**Extracted records:**
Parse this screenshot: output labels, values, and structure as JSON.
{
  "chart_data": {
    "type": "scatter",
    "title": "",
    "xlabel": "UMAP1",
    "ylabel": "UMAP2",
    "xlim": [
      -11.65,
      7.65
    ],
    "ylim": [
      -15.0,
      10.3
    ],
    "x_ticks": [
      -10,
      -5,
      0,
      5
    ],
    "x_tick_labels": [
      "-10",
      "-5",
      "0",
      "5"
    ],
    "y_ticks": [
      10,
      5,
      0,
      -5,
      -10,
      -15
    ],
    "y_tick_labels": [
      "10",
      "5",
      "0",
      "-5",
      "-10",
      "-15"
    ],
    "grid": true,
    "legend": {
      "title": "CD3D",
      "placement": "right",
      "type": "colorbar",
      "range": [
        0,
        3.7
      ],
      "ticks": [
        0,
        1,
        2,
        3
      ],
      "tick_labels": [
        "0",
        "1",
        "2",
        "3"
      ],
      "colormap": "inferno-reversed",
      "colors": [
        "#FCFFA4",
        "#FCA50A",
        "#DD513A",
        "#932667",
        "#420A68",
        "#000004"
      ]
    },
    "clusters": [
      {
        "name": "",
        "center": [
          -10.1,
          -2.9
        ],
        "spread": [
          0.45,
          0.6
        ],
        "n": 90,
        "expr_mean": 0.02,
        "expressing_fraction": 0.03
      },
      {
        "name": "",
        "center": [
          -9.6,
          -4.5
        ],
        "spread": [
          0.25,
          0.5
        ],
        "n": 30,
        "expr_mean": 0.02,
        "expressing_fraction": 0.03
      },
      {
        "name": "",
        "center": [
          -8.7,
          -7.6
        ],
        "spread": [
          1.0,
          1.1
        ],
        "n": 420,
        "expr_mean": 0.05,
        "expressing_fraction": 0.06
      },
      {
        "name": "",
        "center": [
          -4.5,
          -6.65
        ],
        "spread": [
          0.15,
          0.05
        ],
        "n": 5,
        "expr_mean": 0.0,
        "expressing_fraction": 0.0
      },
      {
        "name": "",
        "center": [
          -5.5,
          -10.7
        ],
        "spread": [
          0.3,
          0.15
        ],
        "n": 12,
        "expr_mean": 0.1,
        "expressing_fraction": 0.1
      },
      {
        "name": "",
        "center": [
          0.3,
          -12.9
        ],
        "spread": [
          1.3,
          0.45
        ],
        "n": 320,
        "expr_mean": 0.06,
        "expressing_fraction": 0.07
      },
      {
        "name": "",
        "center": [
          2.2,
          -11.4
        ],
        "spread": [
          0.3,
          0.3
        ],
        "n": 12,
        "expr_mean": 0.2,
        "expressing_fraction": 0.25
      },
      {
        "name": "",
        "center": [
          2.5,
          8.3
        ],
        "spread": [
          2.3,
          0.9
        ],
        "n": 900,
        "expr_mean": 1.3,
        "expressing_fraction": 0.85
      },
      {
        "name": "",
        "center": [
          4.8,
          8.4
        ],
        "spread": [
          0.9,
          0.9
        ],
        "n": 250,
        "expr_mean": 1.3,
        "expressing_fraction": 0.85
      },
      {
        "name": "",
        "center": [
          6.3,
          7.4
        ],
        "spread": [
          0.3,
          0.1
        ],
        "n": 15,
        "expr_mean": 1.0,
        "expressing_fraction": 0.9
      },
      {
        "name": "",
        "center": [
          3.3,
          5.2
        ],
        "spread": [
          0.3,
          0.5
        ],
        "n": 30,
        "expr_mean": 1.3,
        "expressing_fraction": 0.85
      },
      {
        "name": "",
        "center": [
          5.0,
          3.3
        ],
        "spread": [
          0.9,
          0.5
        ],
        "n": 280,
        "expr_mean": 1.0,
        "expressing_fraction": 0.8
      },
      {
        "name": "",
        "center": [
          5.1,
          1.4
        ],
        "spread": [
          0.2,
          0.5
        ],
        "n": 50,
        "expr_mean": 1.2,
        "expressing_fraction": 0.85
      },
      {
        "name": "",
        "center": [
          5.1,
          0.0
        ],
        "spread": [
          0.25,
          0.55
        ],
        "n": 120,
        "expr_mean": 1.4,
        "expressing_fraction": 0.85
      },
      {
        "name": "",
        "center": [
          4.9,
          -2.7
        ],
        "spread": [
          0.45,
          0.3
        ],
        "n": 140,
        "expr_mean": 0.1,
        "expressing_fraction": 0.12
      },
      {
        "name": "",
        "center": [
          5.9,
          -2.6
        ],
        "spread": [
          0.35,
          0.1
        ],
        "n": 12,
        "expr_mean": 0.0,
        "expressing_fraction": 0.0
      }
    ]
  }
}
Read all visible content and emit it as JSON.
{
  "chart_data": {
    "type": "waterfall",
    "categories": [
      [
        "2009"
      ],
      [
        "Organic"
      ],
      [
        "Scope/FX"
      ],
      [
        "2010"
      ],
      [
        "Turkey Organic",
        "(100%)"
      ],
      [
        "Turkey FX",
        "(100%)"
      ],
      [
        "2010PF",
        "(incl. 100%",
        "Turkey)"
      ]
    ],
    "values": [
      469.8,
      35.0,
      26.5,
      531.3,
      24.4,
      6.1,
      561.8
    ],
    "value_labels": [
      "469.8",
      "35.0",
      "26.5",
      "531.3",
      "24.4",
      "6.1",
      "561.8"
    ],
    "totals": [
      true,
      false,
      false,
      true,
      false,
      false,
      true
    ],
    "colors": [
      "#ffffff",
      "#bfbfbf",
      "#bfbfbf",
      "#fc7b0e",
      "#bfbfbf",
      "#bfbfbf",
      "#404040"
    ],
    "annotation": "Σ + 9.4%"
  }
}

**Written instruction:** Can you restate every record above word for word?

**Full solution:**
Parse this screenshot: output labels, values, and structure as JSON.
{
  "chart_data": {
    "type": "scatter",
    "title": "",
    "xlabel": "UMAP1",
    "ylabel": "UMAP2",
    "xlim": [
      -11.65,
      7.65
    ],
    "ylim": [
      -15.0,
      10.3
    ],
    "x_ticks": [
      -10,
      -5,
      0,
      5
    ],
    "x_tick_labels": [
      "-10",
      "-5",
      "0",
      "5"
    ],
    "y_ticks": [
      10,
      5,
      0,
      -5,
      -10,
      -15
    ],
    "y_tick_labels": [
      "10",
      "5",
      "0",
      "-5",
      "-10",
      "-15"
    ],
    "grid": true,
    "legend": {
      "title": "CD3D",
      "placement": "right",
      "type": "colorbar",
      "range": [
        0,
        3.7
      ],
      "ticks": [
        0,
        1,
        2,
        3
      ],
      "tick_labels": [
        "0",
        "1",
        "2",
        "3"
      ],
      "colormap": "inferno-reversed",
      "colors": [
        "#FCFFA4",
        "#FCA50A",
        "#DD513A",
        "#932667",
        "#420A68",
        "#000004"
      ]
    },
    "clusters": [
      {
        "name": "",
        "center": [
          -10.1,
          -2.9
        ],
        "spread": [
          0.45,
          0.6
        ],
        "n": 90,
        "expr_mean": 0.02,
        "expressing_fraction": 0.03
      },
      {
        "name": "",
        "center": [
          -9.6,
          -4.5
        ],
        "spread": [
          0.25,
          0.5
        ],
        "n": 30,
        "expr_mean": 0.02,
        "expressing_fraction": 0.03
      },
      {
        "name": "",
        "center": [
          -8.7,
          -7.6
        ],
        "spread": [
          1.0,
          1.1
        ],
        "n": 420,
        "expr_mean": 0.05,
        "expressing_fraction": 0.06
      },
      {
        "name": "",
        "center": [
          -4.5,
          -6.65
        ],
        "spread": [
          0.15,
          0.05
        ],
        "n": 5,
        "expr_mean": 0.0,
        "expressing_fraction": 0.0
      },
      {
        "name": "",
        "center": [
          -5.5,
          -10.7
        ],
        "spread": [
          0.3,
          0.15
        ],
        "n": 12,
        "expr_mean": 0.1,
        "expressing_fraction": 0.1
      },
      {
        "name": "",
        "center": [
          0.3,
          -12.9
        ],
        "spread": [
          1.3,
          0.45
        ],
        "n": 320,
        "expr_mean": 0.06,
        "expressing_fraction": 0.07
      },
      {
        "name": "",
        "center": [
          2.2,
          -11.4
        ],
        "spread": [
          0.3,
          0.3
        ],
        "n": 12,
        "expr_mean": 0.2,
        "expressing_fraction": 0.25
      },
      {
        "name": "",
        "center": [
          2.5,
          8.3
        ],
        "spread": [
          2.3,
          0.9
        ],
        "n": 900,
        "expr_mean": 1.3,
        "expressing_fraction": 0.85
      },
      {
        "name": "",
        "center": [
          4.8,
          8.4
        ],
        "spread": [
          0.9,
          0.9
        ],
        "n": 250,
        "expr_mean": 1.3,
        "expressing_fraction": 0.85
      },
      {
        "name": "",
        "center": [
          6.3,
          7.4
        ],
        "spread": [
          0.3,
          0.1
        ],
        "n": 15,
        "expr_mean": 1.0,
        "expressing_fraction": 0.9
      },
      {
        "name": "",
        "center": [
          3.3,
          5.2
        ],
        "spread": [
          0.3,
          0.5
        ],
        "n": 30,
        "expr_mean": 1.3,
        "expressing_fraction": 0.85
      },
      {
        "name": "",
        "center": [
          5.0,
          3.3
        ],
        "spread": [
          0.9,
          0.5
        ],
        "n": 280,
        "expr_mean": 1.0,
        "expressing_fraction": 0.8
      },
      {
        "name": "",
        "center": [
          5.1,
          1.4
        ],
        "spread": [
          0.2,
          0.5
        ],
        "n": 50,
        "expr_mean": 1.2,
        "expressing_fraction": 0.85
      },
      {
        "name": "",
        "center": [
          5.1,
          0.0
        ],
        "spread": [
          0.25,
          0.55
        ],
        "n": 120,
        "expr_mean": 1.4,
        "expressing_fraction": 0.85
      },
      {
        "name": "",
        "center": [
          4.9,
          -2.7
        ],
        "spread": [
          0.45,
          0.3
        ],
        "n": 140,
        "expr_mean": 0.1,
        "expressing_fraction": 0.12
      },
      {
        "name": "",
        "center": [
          5.9,
          -2.6
        ],
        "spread": [
          0.35,
          0.1
        ],
        "n": 12,
        "expr_mean": 0.0,
        "expressing_fraction": 0.0
      }
    ]
  }
}
Read all visible content and emit it as JSON.
{
  "chart_data": {
    "type": "waterfall",
    "categories": [
      [
        "2009"
      ],
      [
        "Organic"
      ],
      [
        "Scope/FX"
      ],
      [
        "2010"
      ],
      [
        "Turkey Organic",
        "(100%)"
      ],
      [
        "Turkey FX",
        "(100%)"
      ],
      [
        "2010PF",
        "(incl. 100%",
        "Turkey)"
      ]
    ],
    "values": [
      469.8,
      35.0,
      26.5,
      531.3,
      24.4,
      6.1,
      561.8
    ],
    "value_labels": [
      "469.8",
      "35.0",
      "26.5",
      "531.3",
      "24.4",
      "6.1",
      "561.8"
    ],
    "totals": [
      true,
      false,
      false,
      true,
      false,
      false,
      true
    ],
    "colors": [
      "#ffffff",
      "#bfbfbf",
      "#bfbfbf",
      "#fc7b0e",
      "#bfbfbf",
      "#bfbfbf",
      "#404040"
    ],
    "annotation": "Σ + 9.4%"
  }
}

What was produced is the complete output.